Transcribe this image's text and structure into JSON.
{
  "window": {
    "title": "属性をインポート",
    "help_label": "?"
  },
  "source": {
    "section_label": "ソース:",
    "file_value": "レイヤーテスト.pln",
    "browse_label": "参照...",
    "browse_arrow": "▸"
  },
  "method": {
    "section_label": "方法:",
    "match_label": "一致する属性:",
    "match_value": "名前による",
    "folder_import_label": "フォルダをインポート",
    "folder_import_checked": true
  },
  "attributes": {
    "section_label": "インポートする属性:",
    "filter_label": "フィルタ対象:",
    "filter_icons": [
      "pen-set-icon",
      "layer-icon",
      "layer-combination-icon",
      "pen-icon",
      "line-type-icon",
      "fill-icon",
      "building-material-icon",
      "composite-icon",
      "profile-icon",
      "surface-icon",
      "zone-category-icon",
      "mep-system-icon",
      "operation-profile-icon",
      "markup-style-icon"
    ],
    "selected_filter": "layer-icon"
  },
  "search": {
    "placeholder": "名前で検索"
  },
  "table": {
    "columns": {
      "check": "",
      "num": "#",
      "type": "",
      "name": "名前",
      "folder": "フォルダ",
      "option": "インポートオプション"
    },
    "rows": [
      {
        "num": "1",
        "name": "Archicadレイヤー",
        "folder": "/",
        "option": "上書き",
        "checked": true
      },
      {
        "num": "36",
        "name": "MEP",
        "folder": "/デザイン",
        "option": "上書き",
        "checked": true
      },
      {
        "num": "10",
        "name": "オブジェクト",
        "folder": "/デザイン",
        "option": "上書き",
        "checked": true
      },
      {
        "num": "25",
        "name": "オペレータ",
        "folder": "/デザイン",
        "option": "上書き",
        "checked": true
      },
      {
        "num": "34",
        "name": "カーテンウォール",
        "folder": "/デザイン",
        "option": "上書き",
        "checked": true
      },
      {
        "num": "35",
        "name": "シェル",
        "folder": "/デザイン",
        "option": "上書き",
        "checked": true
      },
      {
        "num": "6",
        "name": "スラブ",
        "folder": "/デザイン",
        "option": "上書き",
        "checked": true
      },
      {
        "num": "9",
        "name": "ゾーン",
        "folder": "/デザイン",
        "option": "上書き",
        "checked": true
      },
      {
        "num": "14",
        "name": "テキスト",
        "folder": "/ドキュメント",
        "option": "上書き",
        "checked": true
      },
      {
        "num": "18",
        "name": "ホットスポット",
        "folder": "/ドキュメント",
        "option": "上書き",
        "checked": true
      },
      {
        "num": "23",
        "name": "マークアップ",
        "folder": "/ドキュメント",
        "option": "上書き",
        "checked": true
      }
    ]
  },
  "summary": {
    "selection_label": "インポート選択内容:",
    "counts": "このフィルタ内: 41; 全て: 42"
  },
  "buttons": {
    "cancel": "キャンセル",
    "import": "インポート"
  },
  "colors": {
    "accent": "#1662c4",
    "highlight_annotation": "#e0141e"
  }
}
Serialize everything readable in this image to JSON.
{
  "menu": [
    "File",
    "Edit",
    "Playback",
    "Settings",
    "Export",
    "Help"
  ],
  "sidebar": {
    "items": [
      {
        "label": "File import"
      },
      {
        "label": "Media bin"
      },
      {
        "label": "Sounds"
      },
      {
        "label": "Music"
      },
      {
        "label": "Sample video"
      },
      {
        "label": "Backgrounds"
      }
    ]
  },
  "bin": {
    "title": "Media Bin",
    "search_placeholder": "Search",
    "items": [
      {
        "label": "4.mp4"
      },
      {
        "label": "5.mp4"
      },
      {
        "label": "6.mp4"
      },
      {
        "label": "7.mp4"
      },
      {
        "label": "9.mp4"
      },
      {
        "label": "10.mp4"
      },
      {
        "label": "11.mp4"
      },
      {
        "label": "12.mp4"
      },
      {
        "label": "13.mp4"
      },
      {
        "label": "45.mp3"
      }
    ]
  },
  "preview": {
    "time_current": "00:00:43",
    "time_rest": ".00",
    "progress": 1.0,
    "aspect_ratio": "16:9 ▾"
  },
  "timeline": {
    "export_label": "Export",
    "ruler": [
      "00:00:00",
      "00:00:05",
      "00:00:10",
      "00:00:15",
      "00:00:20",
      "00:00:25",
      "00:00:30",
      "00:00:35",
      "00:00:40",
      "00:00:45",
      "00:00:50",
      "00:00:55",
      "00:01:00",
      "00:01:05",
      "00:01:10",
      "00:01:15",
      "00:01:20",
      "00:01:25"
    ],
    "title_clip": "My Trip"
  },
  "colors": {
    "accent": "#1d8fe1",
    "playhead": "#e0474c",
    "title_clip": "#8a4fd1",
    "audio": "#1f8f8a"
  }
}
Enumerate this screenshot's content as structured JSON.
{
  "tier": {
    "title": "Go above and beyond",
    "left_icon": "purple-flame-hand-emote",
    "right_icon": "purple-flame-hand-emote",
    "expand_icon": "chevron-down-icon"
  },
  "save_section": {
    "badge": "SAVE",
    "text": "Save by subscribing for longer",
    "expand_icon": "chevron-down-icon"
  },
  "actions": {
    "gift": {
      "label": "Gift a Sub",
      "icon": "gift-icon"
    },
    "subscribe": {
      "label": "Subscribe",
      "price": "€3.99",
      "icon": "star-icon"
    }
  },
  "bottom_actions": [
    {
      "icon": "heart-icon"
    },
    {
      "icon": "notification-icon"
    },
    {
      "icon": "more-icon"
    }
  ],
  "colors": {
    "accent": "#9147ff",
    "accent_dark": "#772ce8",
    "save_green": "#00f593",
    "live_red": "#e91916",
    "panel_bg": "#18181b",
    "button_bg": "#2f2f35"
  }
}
______________________________
» **Required task**: Repeat every line of the data, exactly and in full.

» **Answer to the problem**:
Transcribe this image's text and structure into JSON.
{
  "window": {
    "title": "属性をインポート",
    "help_label": "?"
  },
  "source": {
    "section_label": "ソース:",
    "file_value": "レイヤーテスト.pln",
    "browse_label": "参照...",
    "browse_arrow": "▸"
  },
  "method": {
    "section_label": "方法:",
    "match_label": "一致する属性:",
    "match_value": "名前による",
    "folder_import_label": "フォルダをインポート",
    "folder_import_checked": true
  },
  "attributes": {
    "section_label": "インポートする属性:",
    "filter_label": "フィルタ対象:",
    "filter_icons": [
      "pen-set-icon",
      "layer-icon",
      "layer-combination-icon",
      "pen-icon",
      "line-type-icon",
      "fill-icon",
      "building-material-icon",
      "composite-icon",
      "profile-icon",
      "surface-icon",
      "zone-category-icon",
      "mep-system-icon",
      "operation-profile-icon",
      "markup-style-icon"
    ],
    "selected_filter": "layer-icon"
  },
  "search": {
    "placeholder": "名前で検索"
  },
  "table": {
    "columns": {
      "check": "",
      "num": "#",
      "type": "",
      "name": "名前",
      "folder": "フォルダ",
      "option": "インポートオプション"
    },
    "rows": [
      {
        "num": "1",
        "name": "Archicadレイヤー",
        "folder": "/",
        "option": "上書き",
        "checked": true
      },
      {
        "num": "36",
        "name": "MEP",
        "folder": "/デザイン",
        "option": "上書き",
        "checked": true
      },
      {
        "num": "10",
        "name": "オブジェクト",
        "folder": "/デザイン",
        "option": "上書き",
        "checked": true
      },
      {
        "num": "25",
        "name": "オペレータ",
        "folder": "/デザイン",
        "option": "上書き",
        "checked": true
      },
      {
        "num": "34",
        "name": "カーテンウォール",
        "folder": "/デザイン",
        "option": "上書き",
        "checked": true
      },
      {
        "num": "35",
        "name": "シェル",
        "folder": "/デザイン",
        "option": "上書き",
        "checked": true
      },
      {
        "num": "6",
        "name": "スラブ",
        "folder": "/デザイン",
        "option": "上書き",
        "checked": true
      },
      {
        "num": "9",
        "name": "ゾーン",
        "folder": "/デザイン",
        "option": "上書き",
        "checked": true
      },
      {
        "num": "14",
        "name": "テキスト",
        "folder": "/ドキュメント",
        "option": "上書き",
        "checked": true
      },
      {
        "num": "18",
        "name": "ホットスポット",
        "folder": "/ドキュメント",
        "option": "上書き",
        "checked": true
      },
      {
        "num": "23",
        "name": "マークアップ",
        "folder": "/ドキュメント",
        "option": "上書き",
        "checked": true
      }
    ]
  },
  "summary": {
    "selection_label": "インポート選択内容:",
    "counts": "このフィルタ内: 41; 全て: 42"
  },
  "buttons": {
    "cancel": "キャンセル",
    "import": "インポート"
  },
  "colors": {
    "accent": "#1662c4",
    "highlight_annotation": "#e0141e"
  }
}
Serialize everything readable in this image to JSON.
{
  "menu": [
    "File",
    "Edit",
    "Playback",
    "Settings",
    "Export",
    "Help"
  ],
  "sidebar": {
    "items": [
      {
        "label": "File import"
      },
      {
        "label": "Media bin"
      },
      {
        "label": "Sounds"
      },
      {
        "label": "Music"
      },
      {
        "label": "Sample video"
      },
      {
        "label": "Backgrounds"
      }
    ]
  },
  "bin": {
    "title": "Media Bin",
    "search_placeholder": "Search",
    "items": [
      {
        "label": "4.mp4"
      },
      {
        "label": "5.mp4"
      },
      {
        "label": "6.mp4"
      },
      {
        "label": "7.mp4"
      },
      {
        "label": "9.mp4"
      },
      {
        "label": "10.mp4"
      },
      {
        "label": "11.mp4"
      },
      {
        "label": "12.mp4"
      },
      {
        "label": "13.mp4"
      },
      {
        "label": "45.mp3"
      }
    ]
  },
  "preview": {
    "time_current": "00:00:43",
    "time_rest": ".00",
    "progress": 1.0,
    "aspect_ratio": "16:9 ▾"
  },
  "timeline": {
    "export_label": "Export",
    "ruler": [
      "00:00:00",
      "00:00:05",
      "00:00:10",
      "00:00:15",
      "00:00:20",
      "00:00:25",
      "00:00:30",
      "00:00:35",
      "00:00:40",
      "00:00:45",
      "00:00:50",
      "00:00:55",
      "00:01:00",
      "00:01:05",
      "00:01:10",
      "00:01:15",
      "00:01:20",
      "00:01:25"
    ],
    "title_clip": "My Trip"
  },
  "colors": {
    "accent": "#1d8fe1",
    "playhead": "#e0474c",
    "title_clip": "#8a4fd1",
    "audio": "#1f8f8a"
  }
}
Enumerate this screenshot's content as structured JSON.
{
  "tier": {
    "title": "Go above and beyond",
    "left_icon": "purple-flame-hand-emote",
    "right_icon": "purple-flame-hand-emote",
    "expand_icon": "chevron-down-icon"
  },
  "save_section": {
    "badge": "SAVE",
    "text": "Save by subscribing for longer",
    "expand_icon": "chevron-down-icon"
  },
  "actions": {
    "gift": {
      "label": "Gift a Sub",
      "icon": "gift-icon"
    },
    "subscribe": {
      "label": "Subscribe",
      "price": "€3.99",
      "icon": "star-icon"
    }
  },
  "bottom_actions": [
    {
      "icon": "heart-icon"
    },
    {
      "icon": "notification-icon"
    },
    {
      "icon": "more-icon"
    }
  ],
  "colors": {
    "accent": "#9147ff",
    "accent_dark": "#772ce8",
    "save_green": "#00f593",
    "live_red": "#e91916",
    "panel_bg": "#18181b",
    "button_bg": "#2f2f35"
  }
}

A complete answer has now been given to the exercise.